*Exercise*: Collect every line that includes the string "мира".

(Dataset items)
********

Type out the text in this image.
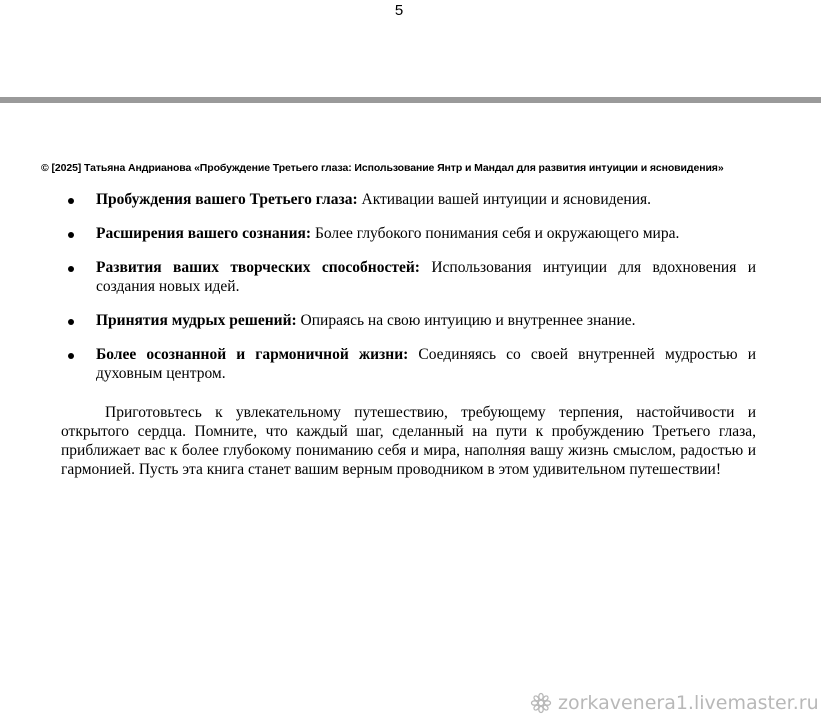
5
© [2025] Татьяна Андрианова «Пробуждение Третьего глаза: Использование Янтр и Мандал для развития интуиции и ясновидения»
Пробуждения вашего Третьего глаза: Активации вашей интуиции и ясновидения.
Расширения вашего сознания: Более глубокого понимания себя и окружающего мира.
Развития ваших творческих способностей: Использования интуиции для вдохновения и создания новых идей.
Принятия мудрых решений: Опираясь на свою интуицию и внутреннее знание.
Более осознанной и гармоничной жизни: Соединяясь со своей внутренней мудростью и духовным центром.

Приготовьтесь к увлекательному путешествию, требующему терпения, настойчивости и открытого сердца. Помните, что каждый шаг, сделанный на пути к пробуждению Третьего глаза, приближает вас к более глубокому пониманию себя и мира, наполняя вашу жизнь смыслом, радостью и гармонией. Пусть эта книга станет вашим верным проводником в этом удивительном путешествии!

zorkavenera1.livemaster.ru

********

*Solution to the problem*:
Расширения вашего сознания: Более глубокого понимания себя и окружающего мира.
Приготовьтесь к увлекательному путешествию, требующему терпения, настойчивости и открытого сердца. Помните, что каждый шаг, сделанный на пути к пробуждению Третьего глаза, приближает вас к более глубокому пониманию себя и мира, наполняя вашу жизнь смыслом, радостью и гармонией. Пусть эта книга станет вашим верным проводником в этом удивительном путешествии!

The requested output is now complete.